Data section
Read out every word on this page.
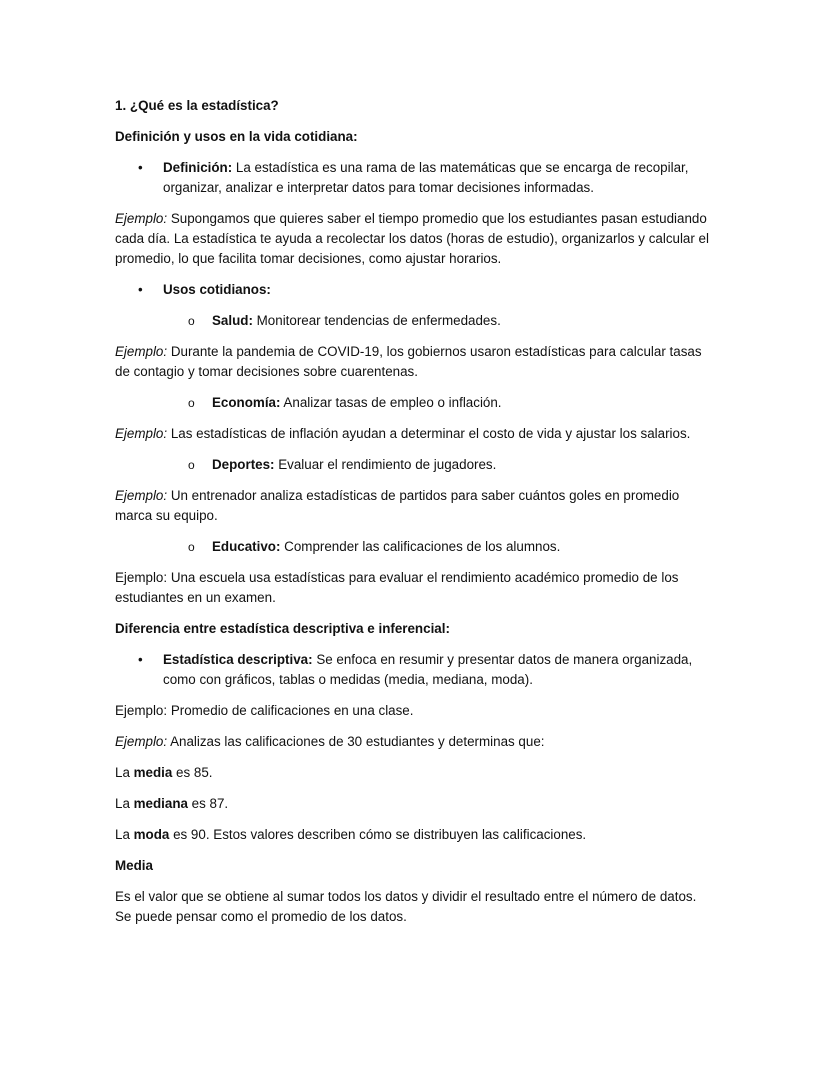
1. ¿Qué es la estadística?

Definición y usos en la vida cotidiana:

• Definición: La estadística es una rama de las matemáticas que se encarga de recopilar, organizar, analizar e interpretar datos para tomar decisiones informadas.

Ejemplo: Supongamos que quieres saber el tiempo promedio que los estudiantes pasan estudiando cada día. La estadística te ayuda a recolectar los datos (horas de estudio), organizarlos y calcular el promedio, lo que facilita tomar decisiones, como ajustar horarios.

• Usos cotidianos:
o Salud: Monitorear tendencias de enfermedades.

Ejemplo: Durante la pandemia de COVID-19, los gobiernos usaron estadísticas para calcular tasas de contagio y tomar decisiones sobre cuarentenas.

o Economía: Analizar tasas de empleo o inflación.

Ejemplo: Las estadísticas de inflación ayudan a determinar el costo de vida y ajustar los salarios.

o Deportes: Evaluar el rendimiento de jugadores.

Ejemplo: Un entrenador analiza estadísticas de partidos para saber cuántos goles en promedio marca su equipo.

o Educativo: Comprender las calificaciones de los alumnos.

Ejemplo: Una escuela usa estadísticas para evaluar el rendimiento académico promedio de los estudiantes en un examen.

Diferencia entre estadística descriptiva e inferencial:

• Estadística descriptiva: Se enfoca en resumir y presentar datos de manera organizada, como con gráficos, tablas o medidas (media, mediana, moda).

Ejemplo: Promedio de calificaciones en una clase.

Ejemplo: Analizas las calificaciones de 30 estudiantes y determinas que:

La media es 85.

La mediana es 87.

La moda es 90. Estos valores describen cómo se distribuyen las calificaciones.

Media

Es el valor que se obtiene al sumar todos los datos y dividir el resultado entre el número de datos. Se puede pensar como el promedio de los datos.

Goal
Which lines contain "tasas"? Show each of them.

Right answer
Ejemplo: Durante la pandemia de COVID-19, los gobiernos usaron estadísticas para calcular tasas de contagio y tomar decisiones sobre cuarentenas.
o Economía: Analizar tasas de empleo o inflación.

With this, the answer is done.